START DATA FOR THE TASK
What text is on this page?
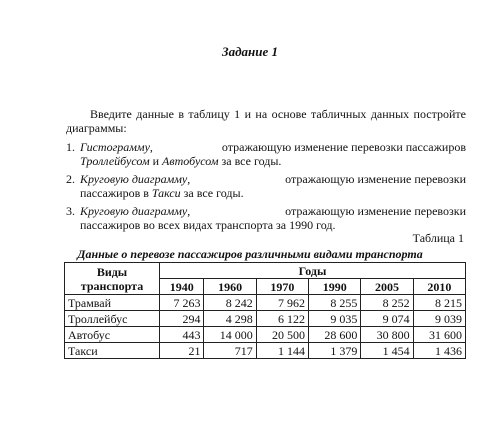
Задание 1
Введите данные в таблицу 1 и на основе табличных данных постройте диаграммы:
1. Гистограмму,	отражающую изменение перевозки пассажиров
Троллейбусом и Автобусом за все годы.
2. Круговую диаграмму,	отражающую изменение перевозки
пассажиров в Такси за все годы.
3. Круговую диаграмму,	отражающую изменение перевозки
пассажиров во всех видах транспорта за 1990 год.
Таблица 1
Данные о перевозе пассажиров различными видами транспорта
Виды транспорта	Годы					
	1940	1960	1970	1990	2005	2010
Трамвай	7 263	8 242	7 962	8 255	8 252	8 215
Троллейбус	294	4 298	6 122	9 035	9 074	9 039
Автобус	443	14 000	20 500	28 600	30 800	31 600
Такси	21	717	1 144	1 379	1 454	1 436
END DATA FOR THE TASK
GIVEN EXERCISE.
Print the whole listing above once more, word for word, without its pictures.

EXERCISE RESPONSE.
What text is on this page?
Задание 1
Введите данные в таблицу 1 и на основе табличных данных постройте диаграммы:
1. Гистограмму,	отражающую изменение перевозки пассажиров
Троллейбусом и Автобусом за все годы.
2. Круговую диаграмму,	отражающую изменение перевозки
пассажиров в Такси за все годы.
3. Круговую диаграмму,	отражающую изменение перевозки
пассажиров во всех видах транспорта за 1990 год.
Таблица 1
Данные о перевозе пассажиров различными видами транспорта
Виды транспорта	Годы					
	1940	1960	1970	1990	2005	2010
Трамвай	7 263	8 242	7 962	8 255	8 252	8 215
Троллейбус	294	4 298	6 122	9 035	9 074	9 039
Автобус	443	14 000	20 500	28 600	30 800	31 600
Такси	21	717	1 144	1 379	1 454	1 436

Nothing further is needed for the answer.